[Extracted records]
— BEGIN —

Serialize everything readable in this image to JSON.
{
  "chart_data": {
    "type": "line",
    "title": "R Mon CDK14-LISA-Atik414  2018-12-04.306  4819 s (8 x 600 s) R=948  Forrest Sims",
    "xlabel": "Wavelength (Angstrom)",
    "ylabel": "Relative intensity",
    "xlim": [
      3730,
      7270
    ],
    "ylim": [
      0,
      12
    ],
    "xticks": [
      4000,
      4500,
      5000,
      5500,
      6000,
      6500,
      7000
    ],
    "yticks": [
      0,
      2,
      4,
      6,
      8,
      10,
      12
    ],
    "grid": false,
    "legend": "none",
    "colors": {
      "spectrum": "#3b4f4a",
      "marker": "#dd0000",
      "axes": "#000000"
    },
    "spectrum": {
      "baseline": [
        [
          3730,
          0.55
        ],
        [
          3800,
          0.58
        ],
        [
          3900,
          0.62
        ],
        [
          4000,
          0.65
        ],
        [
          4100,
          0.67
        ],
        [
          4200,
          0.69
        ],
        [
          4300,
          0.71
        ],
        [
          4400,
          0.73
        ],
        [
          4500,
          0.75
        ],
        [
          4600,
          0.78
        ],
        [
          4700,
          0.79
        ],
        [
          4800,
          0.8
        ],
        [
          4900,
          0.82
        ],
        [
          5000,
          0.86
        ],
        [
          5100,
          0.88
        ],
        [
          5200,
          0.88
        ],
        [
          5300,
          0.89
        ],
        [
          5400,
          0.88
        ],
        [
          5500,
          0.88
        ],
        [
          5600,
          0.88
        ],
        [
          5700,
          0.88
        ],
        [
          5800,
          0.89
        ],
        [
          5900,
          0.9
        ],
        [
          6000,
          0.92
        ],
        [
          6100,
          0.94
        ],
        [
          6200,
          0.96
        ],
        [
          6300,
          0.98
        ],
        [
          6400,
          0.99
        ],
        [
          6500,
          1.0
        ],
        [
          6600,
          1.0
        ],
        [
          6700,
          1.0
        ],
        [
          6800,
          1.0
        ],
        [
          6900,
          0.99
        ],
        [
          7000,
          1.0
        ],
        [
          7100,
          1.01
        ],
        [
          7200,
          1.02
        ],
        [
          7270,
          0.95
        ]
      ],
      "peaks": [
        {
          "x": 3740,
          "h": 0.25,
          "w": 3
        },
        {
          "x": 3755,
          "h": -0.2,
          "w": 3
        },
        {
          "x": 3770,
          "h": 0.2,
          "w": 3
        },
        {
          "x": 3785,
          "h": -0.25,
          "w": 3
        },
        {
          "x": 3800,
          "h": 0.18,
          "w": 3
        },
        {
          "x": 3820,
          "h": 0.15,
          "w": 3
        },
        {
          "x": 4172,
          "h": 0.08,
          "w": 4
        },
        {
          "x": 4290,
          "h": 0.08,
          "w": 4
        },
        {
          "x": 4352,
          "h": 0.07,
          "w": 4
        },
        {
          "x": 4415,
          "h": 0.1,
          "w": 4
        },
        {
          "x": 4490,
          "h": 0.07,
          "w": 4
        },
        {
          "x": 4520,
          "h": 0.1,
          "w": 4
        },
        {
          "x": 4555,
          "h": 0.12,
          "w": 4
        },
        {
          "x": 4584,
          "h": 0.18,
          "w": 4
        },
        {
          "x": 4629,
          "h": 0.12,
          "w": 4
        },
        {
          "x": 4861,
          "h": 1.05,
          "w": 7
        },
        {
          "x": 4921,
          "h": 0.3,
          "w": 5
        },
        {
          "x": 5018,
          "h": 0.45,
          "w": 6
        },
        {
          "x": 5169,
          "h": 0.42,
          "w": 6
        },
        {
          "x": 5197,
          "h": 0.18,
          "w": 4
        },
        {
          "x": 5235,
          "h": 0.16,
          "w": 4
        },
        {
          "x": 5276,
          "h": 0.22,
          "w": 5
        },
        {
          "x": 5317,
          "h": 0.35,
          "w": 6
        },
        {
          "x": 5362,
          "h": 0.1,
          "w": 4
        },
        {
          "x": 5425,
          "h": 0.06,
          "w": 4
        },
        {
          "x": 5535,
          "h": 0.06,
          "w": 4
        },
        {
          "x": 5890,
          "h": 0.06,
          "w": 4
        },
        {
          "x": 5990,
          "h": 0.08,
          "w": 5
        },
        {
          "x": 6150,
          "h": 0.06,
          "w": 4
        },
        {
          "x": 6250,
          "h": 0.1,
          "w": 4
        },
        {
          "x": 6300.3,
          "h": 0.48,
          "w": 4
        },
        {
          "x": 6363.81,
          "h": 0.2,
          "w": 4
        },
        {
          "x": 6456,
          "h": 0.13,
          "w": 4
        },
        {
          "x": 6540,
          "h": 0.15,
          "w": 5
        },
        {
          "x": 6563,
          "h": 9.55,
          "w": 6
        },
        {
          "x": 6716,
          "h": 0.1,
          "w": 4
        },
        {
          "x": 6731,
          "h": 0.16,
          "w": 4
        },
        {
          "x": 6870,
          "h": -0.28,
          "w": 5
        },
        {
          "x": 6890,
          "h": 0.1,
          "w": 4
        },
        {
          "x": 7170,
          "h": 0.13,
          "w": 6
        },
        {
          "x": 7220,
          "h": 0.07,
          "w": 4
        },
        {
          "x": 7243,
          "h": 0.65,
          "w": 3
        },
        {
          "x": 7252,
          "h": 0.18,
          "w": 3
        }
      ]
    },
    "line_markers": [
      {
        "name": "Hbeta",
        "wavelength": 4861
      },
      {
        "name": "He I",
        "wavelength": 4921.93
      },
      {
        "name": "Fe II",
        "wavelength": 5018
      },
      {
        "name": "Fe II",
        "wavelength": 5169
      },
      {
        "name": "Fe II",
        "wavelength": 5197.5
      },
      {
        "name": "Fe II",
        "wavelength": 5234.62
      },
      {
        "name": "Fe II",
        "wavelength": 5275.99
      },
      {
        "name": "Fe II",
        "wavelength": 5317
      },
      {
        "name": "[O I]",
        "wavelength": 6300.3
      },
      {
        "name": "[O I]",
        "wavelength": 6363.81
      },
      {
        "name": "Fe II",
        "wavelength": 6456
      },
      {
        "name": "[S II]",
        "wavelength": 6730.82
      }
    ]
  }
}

— END —

#### To do:
Go through the entries and repeat each one exactly.

#### Worked solution:
Serialize everything readable in this image to JSON.
{
  "chart_data": {
    "type": "line",
    "title": "R Mon CDK14-LISA-Atik414  2018-12-04.306  4819 s (8 x 600 s) R=948  Forrest Sims",
    "xlabel": "Wavelength (Angstrom)",
    "ylabel": "Relative intensity",
    "xlim": [
      3730,
      7270
    ],
    "ylim": [
      0,
      12
    ],
    "xticks": [
      4000,
      4500,
      5000,
      5500,
      6000,
      6500,
      7000
    ],
    "yticks": [
      0,
      2,
      4,
      6,
      8,
      10,
      12
    ],
    "grid": false,
    "legend": "none",
    "colors": {
      "spectrum": "#3b4f4a",
      "marker": "#dd0000",
      "axes": "#000000"
    },
    "spectrum": {
      "baseline": [
        [
          3730,
          0.55
        ],
        [
          3800,
          0.58
        ],
        [
          3900,
          0.62
        ],
        [
          4000,
          0.65
        ],
        [
          4100,
          0.67
        ],
        [
          4200,
          0.69
        ],
        [
          4300,
          0.71
        ],
        [
          4400,
          0.73
        ],
        [
          4500,
          0.75
        ],
        [
          4600,
          0.78
        ],
        [
          4700,
          0.79
        ],
        [
          4800,
          0.8
        ],
        [
          4900,
          0.82
        ],
        [
          5000,
          0.86
        ],
        [
          5100,
          0.88
        ],
        [
          5200,
          0.88
        ],
        [
          5300,
          0.89
        ],
        [
          5400,
          0.88
        ],
        [
          5500,
          0.88
        ],
        [
          5600,
          0.88
        ],
        [
          5700,
          0.88
        ],
        [
          5800,
          0.89
        ],
        [
          5900,
          0.9
        ],
        [
          6000,
          0.92
        ],
        [
          6100,
          0.94
        ],
        [
          6200,
          0.96
        ],
        [
          6300,
          0.98
        ],
        [
          6400,
          0.99
        ],
        [
          6500,
          1.0
        ],
        [
          6600,
          1.0
        ],
        [
          6700,
          1.0
        ],
        [
          6800,
          1.0
        ],
        [
          6900,
          0.99
        ],
        [
          7000,
          1.0
        ],
        [
          7100,
          1.01
        ],
        [
          7200,
          1.02
        ],
        [
          7270,
          0.95
        ]
      ],
      "peaks": [
        {
          "x": 3740,
          "h": 0.25,
          "w": 3
        },
        {
          "x": 3755,
          "h": -0.2,
          "w": 3
        },
        {
          "x": 3770,
          "h": 0.2,
          "w": 3
        },
        {
          "x": 3785,
          "h": -0.25,
          "w": 3
        },
        {
          "x": 3800,
          "h": 0.18,
          "w": 3
        },
        {
          "x": 3820,
          "h": 0.15,
          "w": 3
        },
        {
          "x": 4172,
          "h": 0.08,
          "w": 4
        },
        {
          "x": 4290,
          "h": 0.08,
          "w": 4
        },
        {
          "x": 4352,
          "h": 0.07,
          "w": 4
        },
        {
          "x": 4415,
          "h": 0.1,
          "w": 4
        },
        {
          "x": 4490,
          "h": 0.07,
          "w": 4
        },
        {
          "x": 4520,
          "h": 0.1,
          "w": 4
        },
        {
          "x": 4555,
          "h": 0.12,
          "w": 4
        },
        {
          "x": 4584,
          "h": 0.18,
          "w": 4
        },
        {
          "x": 4629,
          "h": 0.12,
          "w": 4
        },
        {
          "x": 4861,
          "h": 1.05,
          "w": 7
        },
        {
          "x": 4921,
          "h": 0.3,
          "w": 5
        },
        {
          "x": 5018,
          "h": 0.45,
          "w": 6
        },
        {
          "x": 5169,
          "h": 0.42,
          "w": 6
        },
        {
          "x": 5197,
          "h": 0.18,
          "w": 4
        },
        {
          "x": 5235,
          "h": 0.16,
          "w": 4
        },
        {
          "x": 5276,
          "h": 0.22,
          "w": 5
        },
        {
          "x": 5317,
          "h": 0.35,
          "w": 6
        },
        {
          "x": 5362,
          "h": 0.1,
          "w": 4
        },
        {
          "x": 5425,
          "h": 0.06,
          "w": 4
        },
        {
          "x": 5535,
          "h": 0.06,
          "w": 4
        },
        {
          "x": 5890,
          "h": 0.06,
          "w": 4
        },
        {
          "x": 5990,
          "h": 0.08,
          "w": 5
        },
        {
          "x": 6150,
          "h": 0.06,
          "w": 4
        },
        {
          "x": 6250,
          "h": 0.1,
          "w": 4
        },
        {
          "x": 6300.3,
          "h": 0.48,
          "w": 4
        },
        {
          "x": 6363.81,
          "h": 0.2,
          "w": 4
        },
        {
          "x": 6456,
          "h": 0.13,
          "w": 4
        },
        {
          "x": 6540,
          "h": 0.15,
          "w": 5
        },
        {
          "x": 6563,
          "h": 9.55,
          "w": 6
        },
        {
          "x": 6716,
          "h": 0.1,
          "w": 4
        },
        {
          "x": 6731,
          "h": 0.16,
          "w": 4
        },
        {
          "x": 6870,
          "h": -0.28,
          "w": 5
        },
        {
          "x": 6890,
          "h": 0.1,
          "w": 4
        },
        {
          "x": 7170,
          "h": 0.13,
          "w": 6
        },
        {
          "x": 7220,
          "h": 0.07,
          "w": 4
        },
        {
          "x": 7243,
          "h": 0.65,
          "w": 3
        },
        {
          "x": 7252,
          "h": 0.18,
          "w": 3
        }
      ]
    },
    "line_markers": [
      {
        "name": "Hbeta",
        "wavelength": 4861
      },
      {
        "name": "He I",
        "wavelength": 4921.93
      },
      {
        "name": "Fe II",
        "wavelength": 5018
      },
      {
        "name": "Fe II",
        "wavelength": 5169
      },
      {
        "name": "Fe II",
        "wavelength": 5197.5
      },
      {
        "name": "Fe II",
        "wavelength": 5234.62
      },
      {
        "name": "Fe II",
        "wavelength": 5275.99
      },
      {
        "name": "Fe II",
        "wavelength": 5317
      },
      {
        "name": "[O I]",
        "wavelength": 6300.3
      },
      {
        "name": "[O I]",
        "wavelength": 6363.81
      },
      {
        "name": "Fe II",
        "wavelength": 6456
      },
      {
        "name": "[S II]",
        "wavelength": 6730.82
      }
    ]
  }
}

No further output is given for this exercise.